Leaving out the pictures, transcribe all of the records faithfully.

··· Task data ···

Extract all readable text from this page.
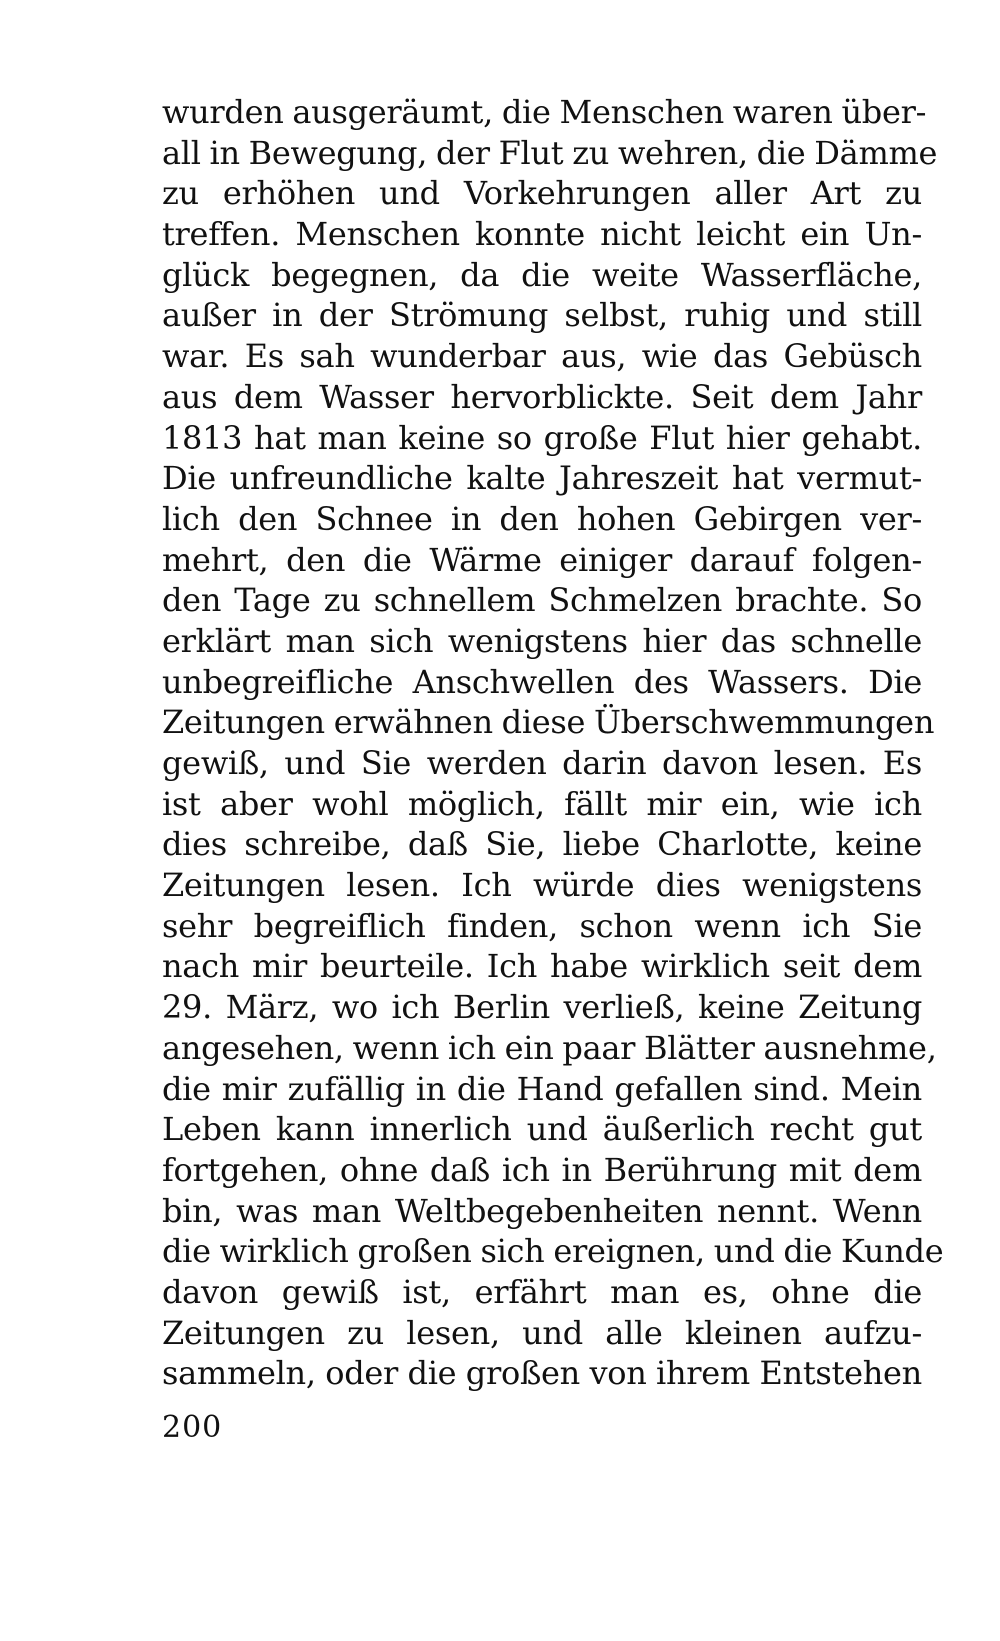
wurden ausgeräumt, die Menschen waren über-
all in Bewegung, der Flut zu wehren, die Dämme
zu erhöhen und Vorkehrungen aller Art zu
treffen. Menschen konnte nicht leicht ein Un-
glück begegnen, da die weite Wasserfläche,
außer in der Strömung selbst, ruhig und still
war. Es sah wunderbar aus, wie das Gebüsch
aus dem Wasser hervorblickte. Seit dem Jahr
1813 hat man keine so große Flut hier gehabt.
Die unfreundliche kalte Jahreszeit hat vermut-
lich den Schnee in den hohen Gebirgen ver-
mehrt, den die Wärme einiger darauf folgen-
den Tage zu schnellem Schmelzen brachte. So
erklärt man sich wenigstens hier das schnelle
unbegreifliche Anschwellen des Wassers. Die
Zeitungen erwähnen diese Überschwemmungen
gewiß, und Sie werden darin davon lesen. Es
ist aber wohl möglich, fällt mir ein, wie ich
dies schreibe, daß Sie, liebe Charlotte, keine
Zeitungen lesen. Ich würde dies wenigstens
sehr begreiflich finden, schon wenn ich Sie
nach mir beurteile. Ich habe wirklich seit dem
29. März, wo ich Berlin verließ, keine Zeitung
angesehen, wenn ich ein paar Blätter ausnehme,
die mir zufällig in die Hand gefallen sind. Mein
Leben kann innerlich und äußerlich recht gut
fortgehen, ohne daß ich in Berührung mit dem
bin, was man Weltbegebenheiten nennt. Wenn
die wirklich großen sich ereignen, und die Kunde
davon gewiß ist, erfährt man es, ohne die
Zeitungen zu lesen, und alle kleinen aufzu-
sammeln, oder die großen von ihrem Entstehen
200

···

■ **Result for this exercise**:
Extract all readable text from this page.
wurden ausgeräumt, die Menschen waren über-
all in Bewegung, der Flut zu wehren, die Dämme
zu erhöhen und Vorkehrungen aller Art zu
treffen. Menschen konnte nicht leicht ein Un-
glück begegnen, da die weite Wasserfläche,
außer in der Strömung selbst, ruhig und still
war. Es sah wunderbar aus, wie das Gebüsch
aus dem Wasser hervorblickte. Seit dem Jahr
1813 hat man keine so große Flut hier gehabt.
Die unfreundliche kalte Jahreszeit hat vermut-
lich den Schnee in den hohen Gebirgen ver-
mehrt, den die Wärme einiger darauf folgen-
den Tage zu schnellem Schmelzen brachte. So
erklärt man sich wenigstens hier das schnelle
unbegreifliche Anschwellen des Wassers. Die
Zeitungen erwähnen diese Überschwemmungen
gewiß, und Sie werden darin davon lesen. Es
ist aber wohl möglich, fällt mir ein, wie ich
dies schreibe, daß Sie, liebe Charlotte, keine
Zeitungen lesen. Ich würde dies wenigstens
sehr begreiflich finden, schon wenn ich Sie
nach mir beurteile. Ich habe wirklich seit dem
29. März, wo ich Berlin verließ, keine Zeitung
angesehen, wenn ich ein paar Blätter ausnehme,
die mir zufällig in die Hand gefallen sind. Mein
Leben kann innerlich und äußerlich recht gut
fortgehen, ohne daß ich in Berührung mit dem
bin, was man Weltbegebenheiten nennt. Wenn
die wirklich großen sich ereignen, und die Kunde
davon gewiß ist, erfährt man es, ohne die
Zeitungen zu lesen, und alle kleinen aufzu-
sammeln, oder die großen von ihrem Entstehen
200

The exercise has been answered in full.